• _Extracted data entries_
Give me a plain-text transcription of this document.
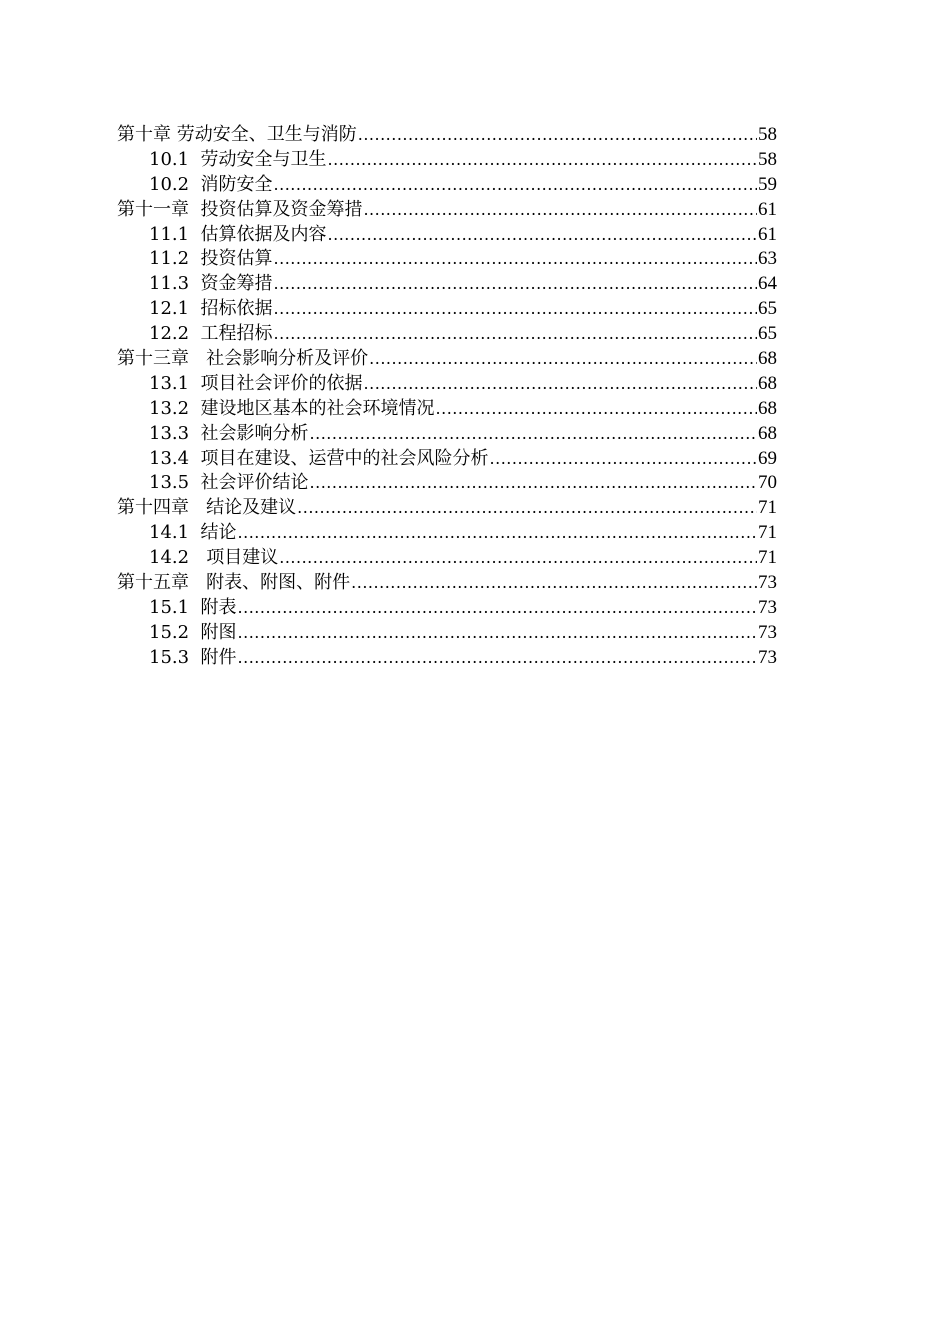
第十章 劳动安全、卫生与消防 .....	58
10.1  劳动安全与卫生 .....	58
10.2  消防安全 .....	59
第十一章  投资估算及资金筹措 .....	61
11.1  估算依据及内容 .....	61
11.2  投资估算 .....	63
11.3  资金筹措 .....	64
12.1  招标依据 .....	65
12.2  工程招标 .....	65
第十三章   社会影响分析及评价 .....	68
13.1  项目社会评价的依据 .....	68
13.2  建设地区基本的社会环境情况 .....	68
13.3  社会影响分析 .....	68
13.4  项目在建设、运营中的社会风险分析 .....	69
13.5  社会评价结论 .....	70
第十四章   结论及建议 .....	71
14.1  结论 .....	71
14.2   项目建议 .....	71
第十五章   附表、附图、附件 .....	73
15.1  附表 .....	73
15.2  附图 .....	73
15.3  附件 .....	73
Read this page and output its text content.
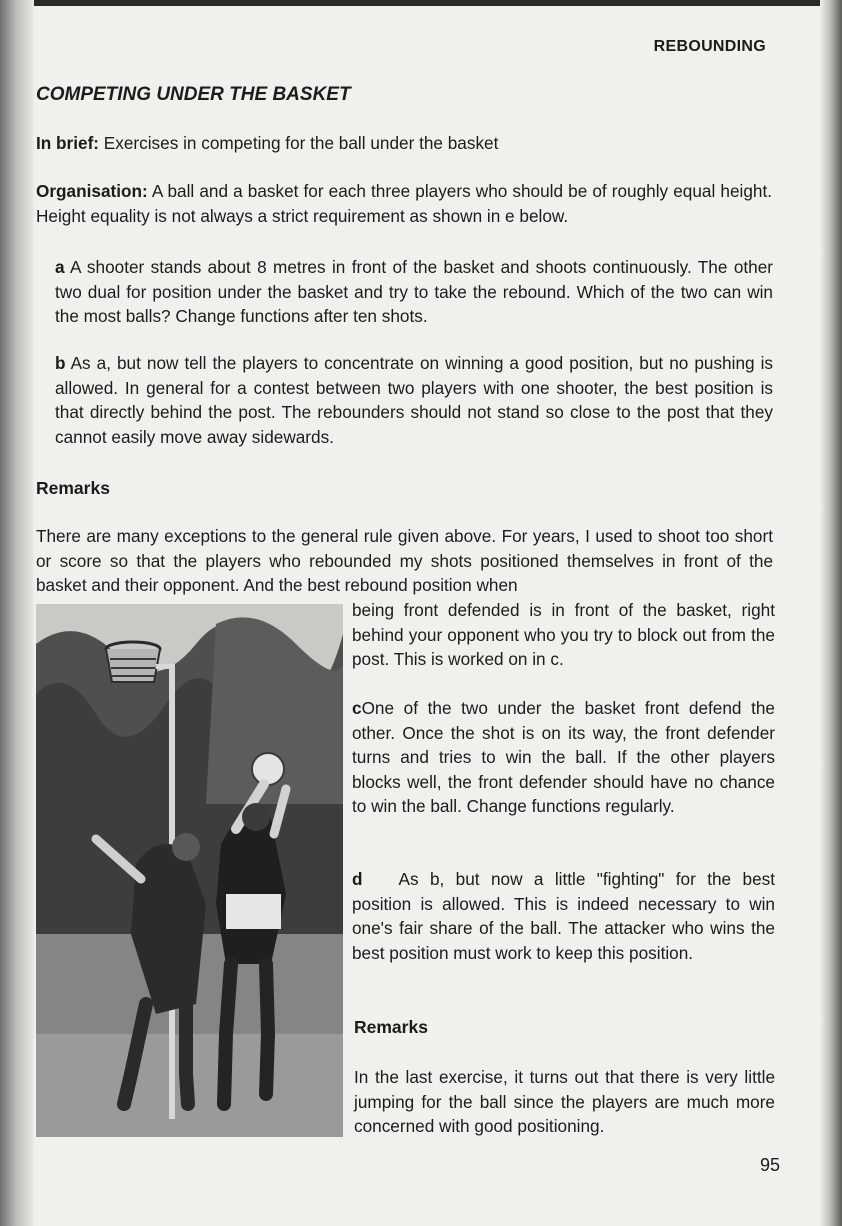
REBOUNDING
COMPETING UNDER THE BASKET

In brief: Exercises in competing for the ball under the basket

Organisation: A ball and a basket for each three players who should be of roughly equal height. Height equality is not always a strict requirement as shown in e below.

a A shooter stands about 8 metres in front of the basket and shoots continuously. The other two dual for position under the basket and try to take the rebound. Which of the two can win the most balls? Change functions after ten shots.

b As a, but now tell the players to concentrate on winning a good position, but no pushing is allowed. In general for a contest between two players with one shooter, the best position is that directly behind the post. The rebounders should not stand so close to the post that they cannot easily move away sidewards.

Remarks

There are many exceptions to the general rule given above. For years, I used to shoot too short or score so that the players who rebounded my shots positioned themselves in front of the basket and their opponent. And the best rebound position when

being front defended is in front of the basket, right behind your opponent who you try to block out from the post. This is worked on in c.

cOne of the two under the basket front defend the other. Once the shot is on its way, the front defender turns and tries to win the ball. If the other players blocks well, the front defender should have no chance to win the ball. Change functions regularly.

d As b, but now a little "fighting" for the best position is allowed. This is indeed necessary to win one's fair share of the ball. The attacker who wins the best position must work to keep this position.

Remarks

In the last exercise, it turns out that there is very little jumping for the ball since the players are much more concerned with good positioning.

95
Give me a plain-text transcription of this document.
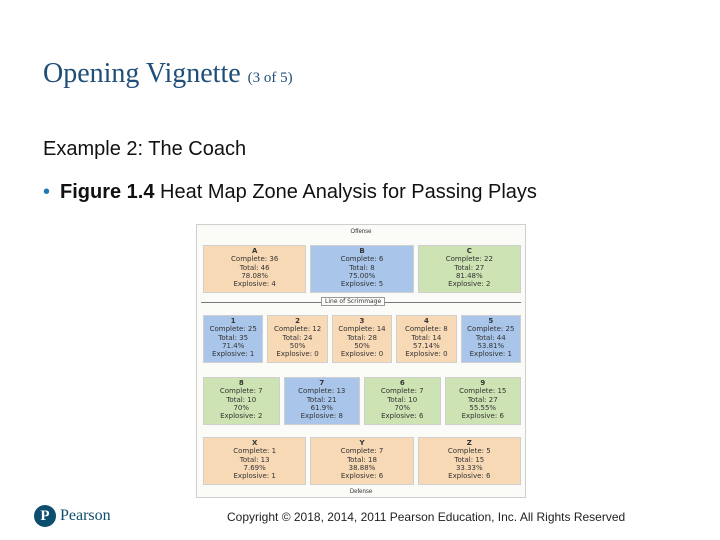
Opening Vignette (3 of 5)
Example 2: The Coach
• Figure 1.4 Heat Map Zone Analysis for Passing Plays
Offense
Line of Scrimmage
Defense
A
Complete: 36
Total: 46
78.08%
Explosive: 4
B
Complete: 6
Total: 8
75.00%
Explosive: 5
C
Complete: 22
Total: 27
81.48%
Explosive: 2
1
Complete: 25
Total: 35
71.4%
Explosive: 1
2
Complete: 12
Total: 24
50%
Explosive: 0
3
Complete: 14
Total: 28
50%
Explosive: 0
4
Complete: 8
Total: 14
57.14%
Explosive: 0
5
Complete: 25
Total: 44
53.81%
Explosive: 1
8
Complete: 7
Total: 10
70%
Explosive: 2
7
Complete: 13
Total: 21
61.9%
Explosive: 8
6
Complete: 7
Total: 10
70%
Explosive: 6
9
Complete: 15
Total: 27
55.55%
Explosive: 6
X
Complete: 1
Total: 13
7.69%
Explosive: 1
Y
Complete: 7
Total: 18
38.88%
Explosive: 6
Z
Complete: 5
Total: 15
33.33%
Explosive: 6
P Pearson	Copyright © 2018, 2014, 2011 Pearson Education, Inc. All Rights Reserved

...

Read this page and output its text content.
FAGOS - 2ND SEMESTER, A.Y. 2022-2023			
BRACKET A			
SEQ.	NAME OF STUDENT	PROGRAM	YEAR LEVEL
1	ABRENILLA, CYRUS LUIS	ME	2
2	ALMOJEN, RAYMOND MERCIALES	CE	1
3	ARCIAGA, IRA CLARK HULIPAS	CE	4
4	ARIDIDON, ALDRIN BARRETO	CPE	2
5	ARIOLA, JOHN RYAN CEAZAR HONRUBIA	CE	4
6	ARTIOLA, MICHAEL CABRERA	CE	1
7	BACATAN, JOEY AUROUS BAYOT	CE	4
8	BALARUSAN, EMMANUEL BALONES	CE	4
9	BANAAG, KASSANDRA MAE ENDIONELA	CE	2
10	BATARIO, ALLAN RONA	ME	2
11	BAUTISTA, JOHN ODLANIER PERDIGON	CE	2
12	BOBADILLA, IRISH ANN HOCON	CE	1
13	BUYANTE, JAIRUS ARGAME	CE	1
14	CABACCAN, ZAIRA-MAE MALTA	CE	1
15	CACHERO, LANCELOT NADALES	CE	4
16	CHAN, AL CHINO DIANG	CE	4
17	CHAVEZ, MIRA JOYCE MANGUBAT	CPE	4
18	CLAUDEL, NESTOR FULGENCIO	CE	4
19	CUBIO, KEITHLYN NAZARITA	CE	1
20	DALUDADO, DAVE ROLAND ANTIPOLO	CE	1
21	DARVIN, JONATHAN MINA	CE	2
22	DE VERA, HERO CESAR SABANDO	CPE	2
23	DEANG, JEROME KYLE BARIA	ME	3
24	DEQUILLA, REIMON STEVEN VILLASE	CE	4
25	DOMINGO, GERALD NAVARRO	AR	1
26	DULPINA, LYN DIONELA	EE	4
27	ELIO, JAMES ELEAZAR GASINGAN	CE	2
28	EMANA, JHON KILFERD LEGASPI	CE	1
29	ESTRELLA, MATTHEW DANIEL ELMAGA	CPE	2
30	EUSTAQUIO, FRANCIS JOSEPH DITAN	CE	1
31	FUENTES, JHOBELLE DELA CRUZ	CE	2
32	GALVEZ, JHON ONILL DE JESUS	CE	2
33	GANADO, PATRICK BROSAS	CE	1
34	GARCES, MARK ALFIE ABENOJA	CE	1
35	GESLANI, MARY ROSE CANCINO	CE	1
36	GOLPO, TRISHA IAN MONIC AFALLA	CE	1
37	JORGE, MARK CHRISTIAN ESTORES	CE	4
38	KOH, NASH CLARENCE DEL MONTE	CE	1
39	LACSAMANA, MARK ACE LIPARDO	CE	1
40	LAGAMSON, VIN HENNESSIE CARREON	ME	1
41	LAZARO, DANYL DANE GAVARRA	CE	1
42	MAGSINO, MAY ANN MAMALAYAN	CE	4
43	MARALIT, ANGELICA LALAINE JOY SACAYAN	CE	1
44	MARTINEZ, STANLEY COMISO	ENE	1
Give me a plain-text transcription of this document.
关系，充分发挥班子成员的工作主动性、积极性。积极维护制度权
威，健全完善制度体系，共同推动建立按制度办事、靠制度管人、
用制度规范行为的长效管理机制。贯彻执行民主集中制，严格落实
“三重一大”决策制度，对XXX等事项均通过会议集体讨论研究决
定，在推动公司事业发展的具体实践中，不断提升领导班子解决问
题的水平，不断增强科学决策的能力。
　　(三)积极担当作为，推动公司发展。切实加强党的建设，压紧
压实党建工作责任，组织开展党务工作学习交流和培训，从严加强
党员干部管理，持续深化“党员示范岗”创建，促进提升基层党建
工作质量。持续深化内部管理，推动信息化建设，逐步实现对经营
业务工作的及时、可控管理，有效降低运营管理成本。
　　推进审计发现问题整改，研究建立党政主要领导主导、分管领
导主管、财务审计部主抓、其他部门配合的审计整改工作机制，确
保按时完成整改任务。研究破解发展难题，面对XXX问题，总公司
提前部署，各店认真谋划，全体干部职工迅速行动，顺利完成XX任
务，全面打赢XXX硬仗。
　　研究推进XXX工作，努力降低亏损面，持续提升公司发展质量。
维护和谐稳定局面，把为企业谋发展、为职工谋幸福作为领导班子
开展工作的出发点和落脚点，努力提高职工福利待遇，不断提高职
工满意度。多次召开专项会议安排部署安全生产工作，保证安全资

• _GIVEN PROBLEM_
Count every line bearing the word "JHON"; report the total only.

• _OUTPUT OF THE EXERCISE_
2